* BEGIN *

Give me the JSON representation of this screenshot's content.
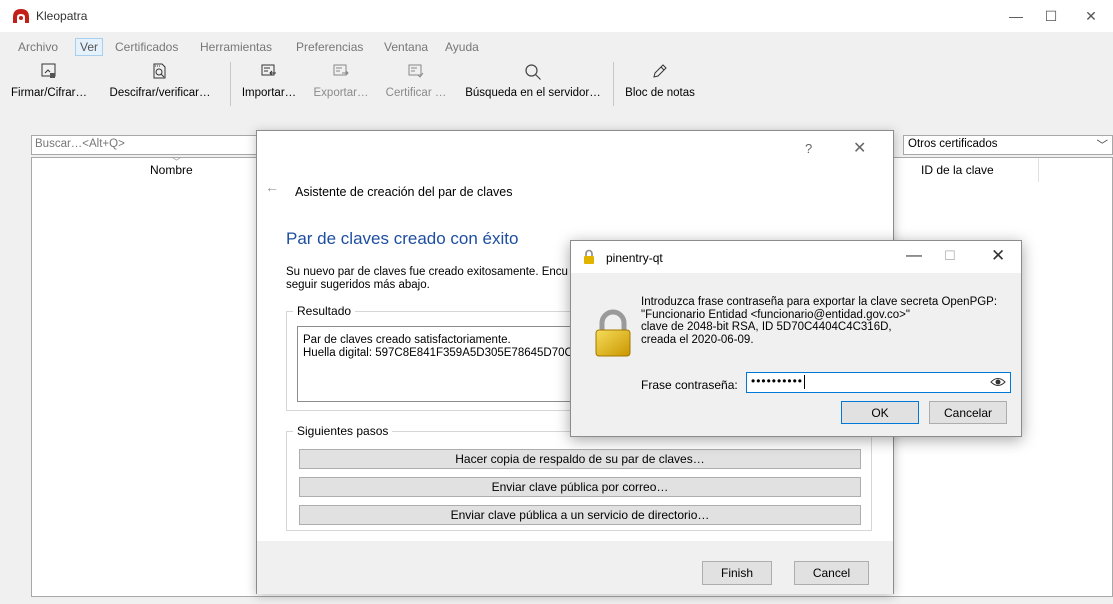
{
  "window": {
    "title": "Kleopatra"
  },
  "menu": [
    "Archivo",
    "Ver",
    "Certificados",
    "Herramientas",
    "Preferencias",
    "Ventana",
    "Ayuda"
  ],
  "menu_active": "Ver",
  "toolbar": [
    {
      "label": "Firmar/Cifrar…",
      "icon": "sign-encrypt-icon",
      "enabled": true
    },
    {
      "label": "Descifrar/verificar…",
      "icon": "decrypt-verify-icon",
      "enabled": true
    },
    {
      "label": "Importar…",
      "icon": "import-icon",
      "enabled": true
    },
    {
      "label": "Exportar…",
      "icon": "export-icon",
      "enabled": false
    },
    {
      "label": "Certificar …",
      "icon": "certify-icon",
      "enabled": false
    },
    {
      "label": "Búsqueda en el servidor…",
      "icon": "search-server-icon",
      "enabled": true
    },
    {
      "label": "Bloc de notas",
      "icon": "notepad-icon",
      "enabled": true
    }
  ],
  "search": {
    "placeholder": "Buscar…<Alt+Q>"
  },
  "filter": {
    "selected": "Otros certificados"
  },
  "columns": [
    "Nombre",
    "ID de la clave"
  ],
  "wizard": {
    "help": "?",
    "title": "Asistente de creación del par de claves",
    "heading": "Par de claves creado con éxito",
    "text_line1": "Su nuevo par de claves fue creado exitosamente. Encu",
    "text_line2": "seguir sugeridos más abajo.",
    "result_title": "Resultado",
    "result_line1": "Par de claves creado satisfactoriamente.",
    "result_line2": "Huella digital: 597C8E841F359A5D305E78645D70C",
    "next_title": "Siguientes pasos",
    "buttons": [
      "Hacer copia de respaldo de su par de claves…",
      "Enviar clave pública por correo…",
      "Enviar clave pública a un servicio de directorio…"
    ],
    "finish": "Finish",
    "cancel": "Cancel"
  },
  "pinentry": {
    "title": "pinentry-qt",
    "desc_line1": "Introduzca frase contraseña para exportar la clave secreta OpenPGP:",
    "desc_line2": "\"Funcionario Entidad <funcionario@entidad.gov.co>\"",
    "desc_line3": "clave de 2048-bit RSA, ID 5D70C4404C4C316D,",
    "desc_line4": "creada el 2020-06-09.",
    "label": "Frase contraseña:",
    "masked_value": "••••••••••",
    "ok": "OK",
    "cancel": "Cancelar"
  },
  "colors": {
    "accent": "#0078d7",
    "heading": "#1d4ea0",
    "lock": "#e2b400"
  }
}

* END *

> _Requirement_: Repeat the records word for word. Any picture in them should be left out.

> _Exercise solution_:
Give me the JSON representation of this screenshot's content.
{
  "window": {
    "title": "Kleopatra"
  },
  "menu": [
    "Archivo",
    "Ver",
    "Certificados",
    "Herramientas",
    "Preferencias",
    "Ventana",
    "Ayuda"
  ],
  "menu_active": "Ver",
  "toolbar": [
    {
      "label": "Firmar/Cifrar…",
      "icon": "sign-encrypt-icon",
      "enabled": true
    },
    {
      "label": "Descifrar/verificar…",
      "icon": "decrypt-verify-icon",
      "enabled": true
    },
    {
      "label": "Importar…",
      "icon": "import-icon",
      "enabled": true
    },
    {
      "label": "Exportar…",
      "icon": "export-icon",
      "enabled": false
    },
    {
      "label": "Certificar …",
      "icon": "certify-icon",
      "enabled": false
    },
    {
      "label": "Búsqueda en el servidor…",
      "icon": "search-server-icon",
      "enabled": true
    },
    {
      "label": "Bloc de notas",
      "icon": "notepad-icon",
      "enabled": true
    }
  ],
  "search": {
    "placeholder": "Buscar…<Alt+Q>"
  },
  "filter": {
    "selected": "Otros certificados"
  },
  "columns": [
    "Nombre",
    "ID de la clave"
  ],
  "wizard": {
    "help": "?",
    "title": "Asistente de creación del par de claves",
    "heading": "Par de claves creado con éxito",
    "text_line1": "Su nuevo par de claves fue creado exitosamente. Encu",
    "text_line2": "seguir sugeridos más abajo.",
    "result_title": "Resultado",
    "result_line1": "Par de claves creado satisfactoriamente.",
    "result_line2": "Huella digital: 597C8E841F359A5D305E78645D70C",
    "next_title": "Siguientes pasos",
    "buttons": [
      "Hacer copia de respaldo de su par de claves…",
      "Enviar clave pública por correo…",
      "Enviar clave pública a un servicio de directorio…"
    ],
    "finish": "Finish",
    "cancel": "Cancel"
  },
  "pinentry": {
    "title": "pinentry-qt",
    "desc_line1": "Introduzca frase contraseña para exportar la clave secreta OpenPGP:",
    "desc_line2": "\"Funcionario Entidad <funcionario@entidad.gov.co>\"",
    "desc_line3": "clave de 2048-bit RSA, ID 5D70C4404C4C316D,",
    "desc_line4": "creada el 2020-06-09.",
    "label": "Frase contraseña:",
    "masked_value": "••••••••••",
    "ok": "OK",
    "cancel": "Cancelar"
  },
  "colors": {
    "accent": "#0078d7",
    "heading": "#1d4ea0",
    "lock": "#e2b400"
  }
}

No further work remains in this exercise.